● Goal
Transcribe every entry word for word, but skip the images.

● Input
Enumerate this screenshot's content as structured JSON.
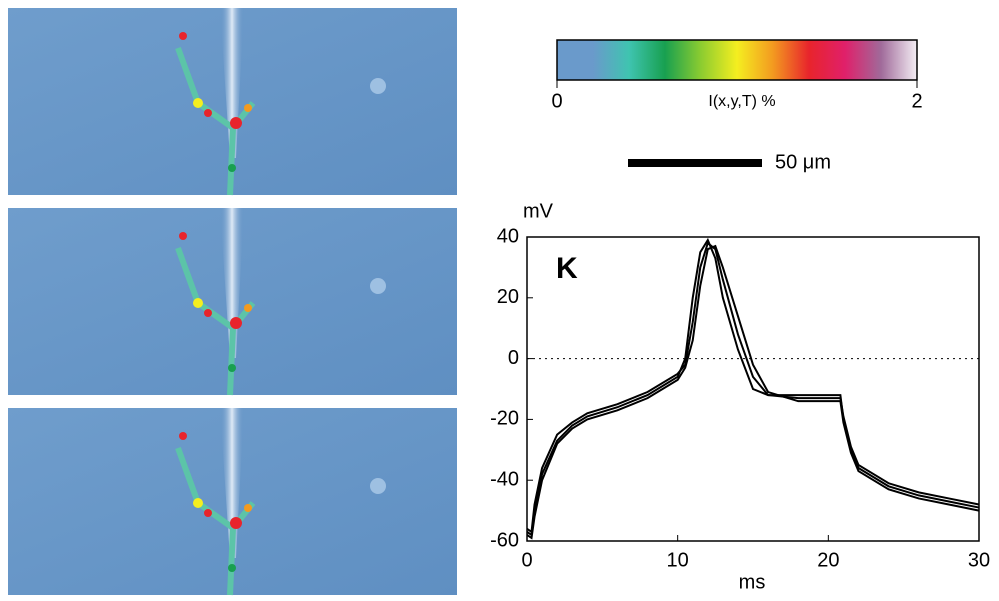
{
  "chart_data": {
    "type": "line",
    "panel_label": "K",
    "y_label": "mV",
    "x_label": "ms",
    "x": [
      0,
      0.3,
      0.5,
      1,
      2,
      3,
      4,
      6,
      8,
      10,
      10.5,
      11,
      11.5,
      12,
      12.5,
      13,
      14,
      15,
      16,
      18,
      20,
      20.8,
      21,
      21.5,
      22,
      24,
      26,
      28,
      30
    ],
    "series": [
      {
        "color": "#000000",
        "values": [
          -57,
          -58,
          -50,
          -38,
          -27,
          -22,
          -19,
          -16,
          -12,
          -6,
          0,
          20,
          35,
          39,
          33,
          20,
          3,
          -10,
          -12,
          -12,
          -12,
          -12,
          -20,
          -30,
          -36,
          -42,
          -45,
          -47,
          -49
        ]
      },
      {
        "color": "#000000",
        "values": [
          -56,
          -57,
          -48,
          -36,
          -25,
          -21,
          -18,
          -15,
          -11,
          -5,
          -2,
          12,
          30,
          38,
          36,
          26,
          8,
          -6,
          -12,
          -13,
          -13,
          -13,
          -19,
          -29,
          -35,
          -41,
          -44,
          -46,
          -48
        ]
      },
      {
        "color": "#000000",
        "values": [
          -58,
          -59,
          -52,
          -40,
          -28,
          -23,
          -20,
          -17,
          -13,
          -7,
          -3,
          6,
          24,
          36,
          37,
          30,
          14,
          -2,
          -11,
          -14,
          -14,
          -14,
          -21,
          -31,
          -37,
          -43,
          -46,
          -48,
          -50
        ]
      }
    ],
    "xlim": [
      0,
      30
    ],
    "xticks": [
      0,
      10,
      20,
      30
    ],
    "ylim": [
      -60,
      40
    ],
    "yticks": [
      -60,
      -40,
      -20,
      0,
      20,
      40
    ],
    "reference_line": 0
  },
  "colorbar": {
    "ticks": [
      0,
      2
    ],
    "label": "I(x,y,T) %",
    "colors": [
      "#6a9acb",
      "#6a9acb",
      "#3fc4b0",
      "#18a050",
      "#8ccc30",
      "#f4ee20",
      "#f39a20",
      "#e8242c",
      "#e0206a",
      "#a06a9a",
      "#f4eef4"
    ]
  },
  "scale_bar": {
    "label": "50 μm"
  }
}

● Result of this exercise
Enumerate this screenshot's content as structured JSON.
{
  "chart_data": {
    "type": "line",
    "panel_label": "K",
    "y_label": "mV",
    "x_label": "ms",
    "x": [
      0,
      0.3,
      0.5,
      1,
      2,
      3,
      4,
      6,
      8,
      10,
      10.5,
      11,
      11.5,
      12,
      12.5,
      13,
      14,
      15,
      16,
      18,
      20,
      20.8,
      21,
      21.5,
      22,
      24,
      26,
      28,
      30
    ],
    "series": [
      {
        "color": "#000000",
        "values": [
          -57,
          -58,
          -50,
          -38,
          -27,
          -22,
          -19,
          -16,
          -12,
          -6,
          0,
          20,
          35,
          39,
          33,
          20,
          3,
          -10,
          -12,
          -12,
          -12,
          -12,
          -20,
          -30,
          -36,
          -42,
          -45,
          -47,
          -49
        ]
      },
      {
        "color": "#000000",
        "values": [
          -56,
          -57,
          -48,
          -36,
          -25,
          -21,
          -18,
          -15,
          -11,
          -5,
          -2,
          12,
          30,
          38,
          36,
          26,
          8,
          -6,
          -12,
          -13,
          -13,
          -13,
          -19,
          -29,
          -35,
          -41,
          -44,
          -46,
          -48
        ]
      },
      {
        "color": "#000000",
        "values": [
          -58,
          -59,
          -52,
          -40,
          -28,
          -23,
          -20,
          -17,
          -13,
          -7,
          -3,
          6,
          24,
          36,
          37,
          30,
          14,
          -2,
          -11,
          -14,
          -14,
          -14,
          -21,
          -31,
          -37,
          -43,
          -46,
          -48,
          -50
        ]
      }
    ],
    "xlim": [
      0,
      30
    ],
    "xticks": [
      0,
      10,
      20,
      30
    ],
    "ylim": [
      -60,
      40
    ],
    "yticks": [
      -60,
      -40,
      -20,
      0,
      20,
      40
    ],
    "reference_line": 0
  },
  "colorbar": {
    "ticks": [
      0,
      2
    ],
    "label": "I(x,y,T) %",
    "colors": [
      "#6a9acb",
      "#6a9acb",
      "#3fc4b0",
      "#18a050",
      "#8ccc30",
      "#f4ee20",
      "#f39a20",
      "#e8242c",
      "#e0206a",
      "#a06a9a",
      "#f4eef4"
    ]
  },
  "scale_bar": {
    "label": "50 μm"
  }
}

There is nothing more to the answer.